**Set task:** Of all the lines in this data, how many include "care"? Respond with the number only.

**Provided material:**
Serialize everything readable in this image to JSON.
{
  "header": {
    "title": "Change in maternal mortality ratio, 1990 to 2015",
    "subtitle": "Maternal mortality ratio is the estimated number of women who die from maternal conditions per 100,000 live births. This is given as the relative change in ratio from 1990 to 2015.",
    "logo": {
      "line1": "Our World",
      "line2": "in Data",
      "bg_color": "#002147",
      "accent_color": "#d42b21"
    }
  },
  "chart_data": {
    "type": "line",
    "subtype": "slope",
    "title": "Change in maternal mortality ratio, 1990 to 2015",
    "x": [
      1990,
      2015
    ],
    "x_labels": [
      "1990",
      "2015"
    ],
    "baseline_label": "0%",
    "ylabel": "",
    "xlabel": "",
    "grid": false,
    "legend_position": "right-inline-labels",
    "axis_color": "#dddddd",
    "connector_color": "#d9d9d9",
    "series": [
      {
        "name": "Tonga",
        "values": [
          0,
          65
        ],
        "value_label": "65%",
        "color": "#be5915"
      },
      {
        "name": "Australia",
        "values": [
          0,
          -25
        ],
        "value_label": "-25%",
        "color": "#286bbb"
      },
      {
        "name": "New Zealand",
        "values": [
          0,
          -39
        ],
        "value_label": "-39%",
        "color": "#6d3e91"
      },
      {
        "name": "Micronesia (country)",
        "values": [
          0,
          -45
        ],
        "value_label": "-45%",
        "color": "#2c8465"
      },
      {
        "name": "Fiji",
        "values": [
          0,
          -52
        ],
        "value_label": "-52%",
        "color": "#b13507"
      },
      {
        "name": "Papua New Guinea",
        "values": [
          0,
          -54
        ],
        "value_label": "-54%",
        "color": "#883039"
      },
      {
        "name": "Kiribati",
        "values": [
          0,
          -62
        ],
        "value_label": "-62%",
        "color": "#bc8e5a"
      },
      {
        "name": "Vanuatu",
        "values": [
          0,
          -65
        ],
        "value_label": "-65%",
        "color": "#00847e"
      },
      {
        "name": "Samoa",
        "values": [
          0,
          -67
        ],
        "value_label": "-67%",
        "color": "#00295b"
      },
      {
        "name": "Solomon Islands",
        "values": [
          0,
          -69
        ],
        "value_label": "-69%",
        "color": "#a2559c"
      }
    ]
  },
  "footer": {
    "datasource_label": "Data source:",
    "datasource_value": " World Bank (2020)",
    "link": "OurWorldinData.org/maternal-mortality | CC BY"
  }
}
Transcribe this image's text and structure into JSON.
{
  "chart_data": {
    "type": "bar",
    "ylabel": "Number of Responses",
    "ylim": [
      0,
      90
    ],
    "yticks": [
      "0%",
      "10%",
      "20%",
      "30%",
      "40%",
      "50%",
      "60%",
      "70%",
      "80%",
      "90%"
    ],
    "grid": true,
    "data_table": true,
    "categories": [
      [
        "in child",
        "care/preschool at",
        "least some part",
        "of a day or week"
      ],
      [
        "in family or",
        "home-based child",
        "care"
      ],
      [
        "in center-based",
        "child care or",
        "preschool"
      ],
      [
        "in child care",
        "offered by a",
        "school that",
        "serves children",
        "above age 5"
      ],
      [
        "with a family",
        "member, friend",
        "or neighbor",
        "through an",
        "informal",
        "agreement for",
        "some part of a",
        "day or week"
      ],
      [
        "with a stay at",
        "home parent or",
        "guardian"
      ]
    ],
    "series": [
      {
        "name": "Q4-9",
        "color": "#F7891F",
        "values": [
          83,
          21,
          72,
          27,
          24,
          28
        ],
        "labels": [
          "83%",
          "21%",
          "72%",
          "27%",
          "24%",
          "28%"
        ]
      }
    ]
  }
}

**Full output:** 4